- _Your objective_
Leave out the pictures and repeat everything else in the records exactly.
<<<<
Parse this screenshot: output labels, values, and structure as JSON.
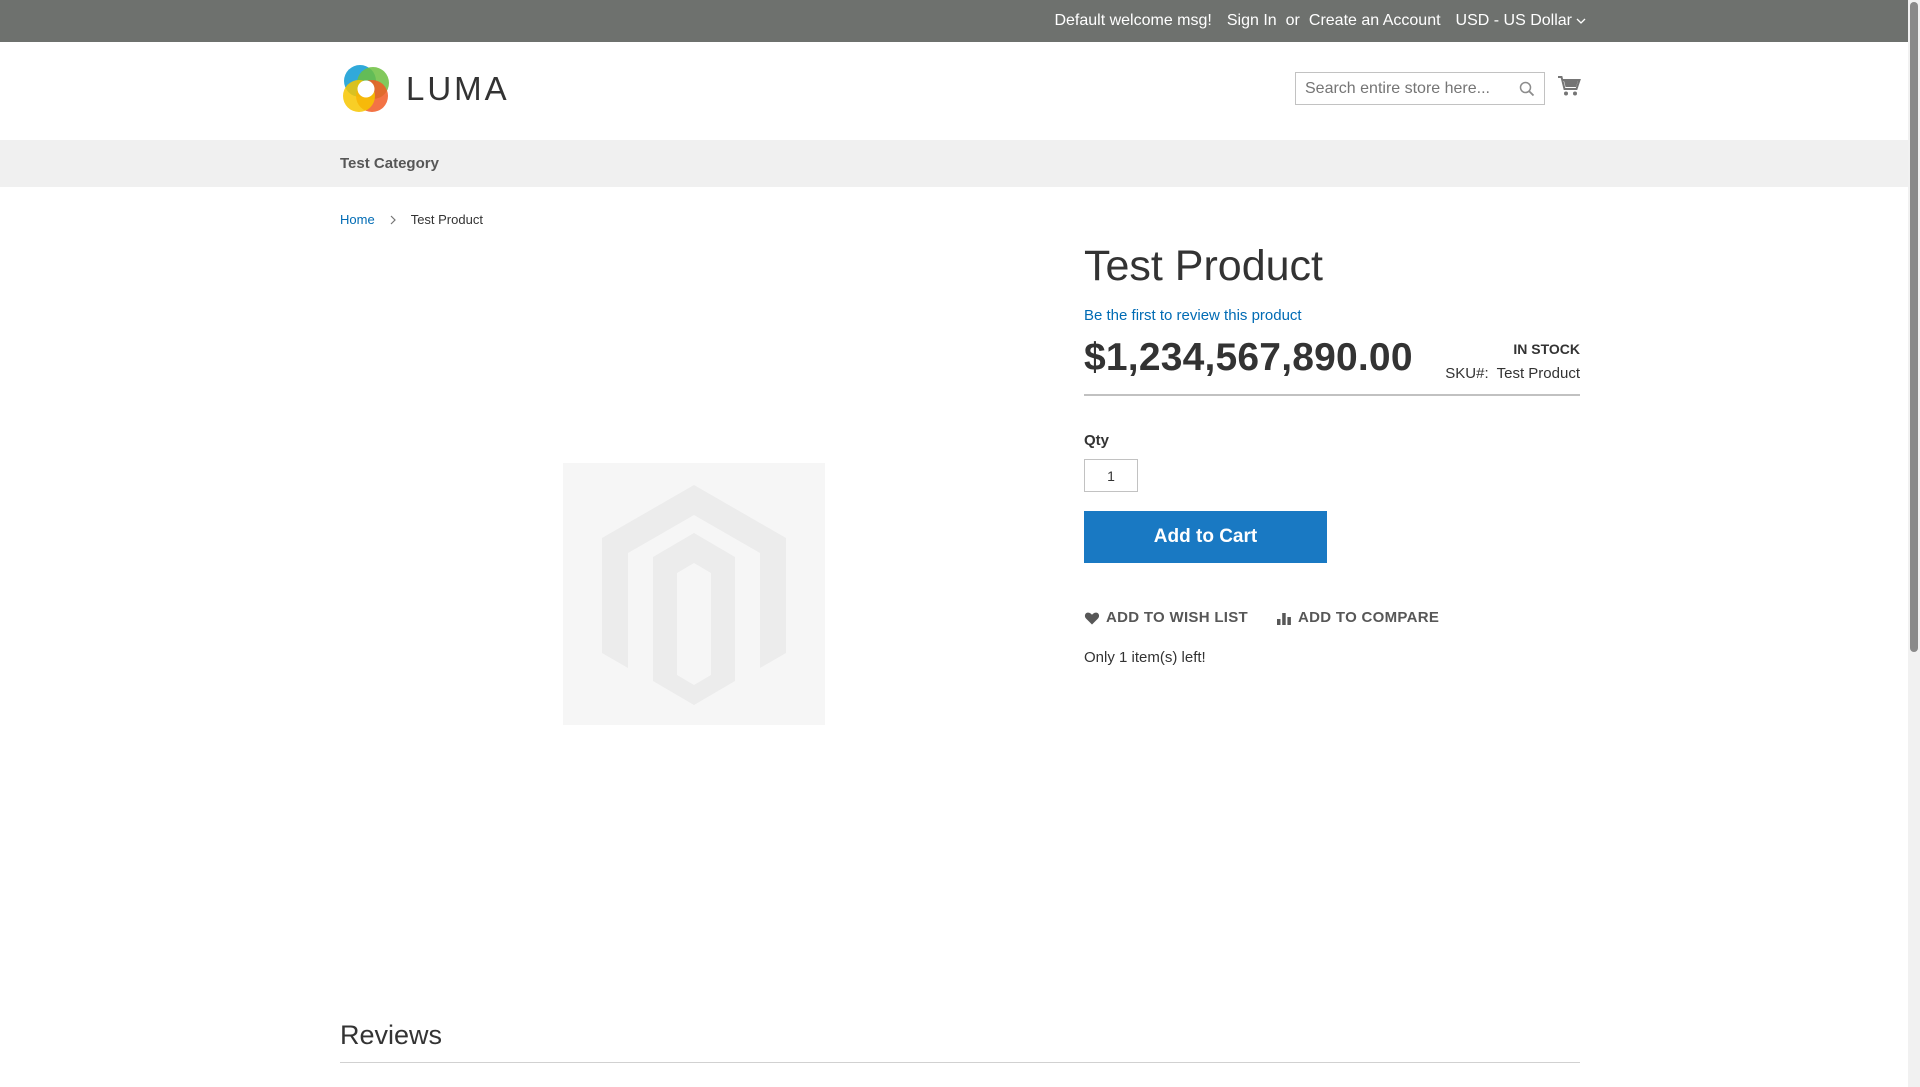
{
  "panel": {
    "welcome": "Default welcome msg!",
    "sign_in": "Sign In",
    "or": "or",
    "create_account": "Create an Account",
    "currency": "USD - US Dollar"
  },
  "header": {
    "logo_text": "LUMA",
    "search_placeholder": "Search entire store here...",
    "cart_icon": "shopping-cart-icon"
  },
  "nav": {
    "items": [
      {
        "label": "Test Category"
      }
    ]
  },
  "breadcrumb": {
    "home": "Home",
    "current": "Test Product"
  },
  "product": {
    "title": "Test Product",
    "review_link": "Be the first to review this product",
    "price": "$1,234,567,890.00",
    "stock_status": "In stock",
    "sku_label": "SKU#:",
    "sku_value": "Test Product",
    "qty_label": "Qty",
    "qty_value": "1",
    "add_to_cart": "Add to Cart",
    "add_to_wishlist": "Add to Wish List",
    "add_to_compare": "Add to Compare",
    "stock_left": "Only 1 item(s) left!"
  },
  "reviews": {
    "title": "Reviews"
  },
  "colors": {
    "panel_bg": "#6e716e",
    "accent": "#1979c3",
    "link": "#006bb4",
    "nav_bg": "#f0f0f0"
  }
}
>>>>
- _Exercise solution_
Parse this screenshot: output labels, values, and structure as JSON.
{
  "panel": {
    "welcome": "Default welcome msg!",
    "sign_in": "Sign In",
    "or": "or",
    "create_account": "Create an Account",
    "currency": "USD - US Dollar"
  },
  "header": {
    "logo_text": "LUMA",
    "search_placeholder": "Search entire store here...",
    "cart_icon": "shopping-cart-icon"
  },
  "nav": {
    "items": [
      {
        "label": "Test Category"
      }
    ]
  },
  "breadcrumb": {
    "home": "Home",
    "current": "Test Product"
  },
  "product": {
    "title": "Test Product",
    "review_link": "Be the first to review this product",
    "price": "$1,234,567,890.00",
    "stock_status": "In stock",
    "sku_label": "SKU#:",
    "sku_value": "Test Product",
    "qty_label": "Qty",
    "qty_value": "1",
    "add_to_cart": "Add to Cart",
    "add_to_wishlist": "Add to Wish List",
    "add_to_compare": "Add to Compare",
    "stock_left": "Only 1 item(s) left!"
  },
  "reviews": {
    "title": "Reviews"
  },
  "colors": {
    "panel_bg": "#6e716e",
    "accent": "#1979c3",
    "link": "#006bb4",
    "nav_bg": "#f0f0f0"
  }
}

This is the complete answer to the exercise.